## What to do
Locate every line in the records below that holds the word "could" and return each one.

########

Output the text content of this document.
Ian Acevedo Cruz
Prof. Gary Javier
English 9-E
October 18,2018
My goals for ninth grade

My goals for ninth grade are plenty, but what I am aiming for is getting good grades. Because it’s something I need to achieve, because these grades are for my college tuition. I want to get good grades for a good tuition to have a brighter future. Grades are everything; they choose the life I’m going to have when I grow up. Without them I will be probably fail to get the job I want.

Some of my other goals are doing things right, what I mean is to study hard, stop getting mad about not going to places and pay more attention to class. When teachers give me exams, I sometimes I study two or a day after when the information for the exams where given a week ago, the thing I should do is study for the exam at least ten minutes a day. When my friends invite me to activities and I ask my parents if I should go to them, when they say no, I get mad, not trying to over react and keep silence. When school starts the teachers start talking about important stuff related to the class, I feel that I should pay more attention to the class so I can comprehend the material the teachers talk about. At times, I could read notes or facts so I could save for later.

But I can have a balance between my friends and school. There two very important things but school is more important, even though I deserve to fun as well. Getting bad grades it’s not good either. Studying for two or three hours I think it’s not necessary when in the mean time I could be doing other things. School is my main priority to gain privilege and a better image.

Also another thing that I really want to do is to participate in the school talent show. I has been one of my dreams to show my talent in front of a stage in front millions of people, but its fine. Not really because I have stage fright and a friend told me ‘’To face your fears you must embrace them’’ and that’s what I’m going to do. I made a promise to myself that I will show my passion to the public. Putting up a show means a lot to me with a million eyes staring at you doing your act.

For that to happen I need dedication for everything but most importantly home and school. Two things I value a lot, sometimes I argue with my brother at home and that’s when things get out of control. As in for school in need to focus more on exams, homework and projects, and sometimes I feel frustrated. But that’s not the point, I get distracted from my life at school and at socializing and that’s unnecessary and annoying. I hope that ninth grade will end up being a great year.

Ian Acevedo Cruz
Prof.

########

## Exercise result
Some of my other goals are doing things right, what I mean is to study hard, stop getting mad about not going to places and pay more attention to class. When teachers give me exams, I sometimes I study two or a day after when the information for the exams where given a week ago, the thing I should do is study for the exam at least ten minutes a day. When my friends invite me to activities and I ask my parents if I should go to them, when they say no, I get mad, not trying to over react and keep silence. When school starts the teachers start talking about important stuff related to the class, I feel that I should pay more attention to the class so I can comprehend the material the teachers talk about. At times, I could read notes or facts so I could save for later.
But I can have a balance between my friends and school. There two very important things but school is more important, even though I deserve to fun as well. Getting bad grades it’s not good either. Studying for two or three hours I think it’s not necessary when in the mean time I could be doing other things. School is my main priority to gain privilege and a better image.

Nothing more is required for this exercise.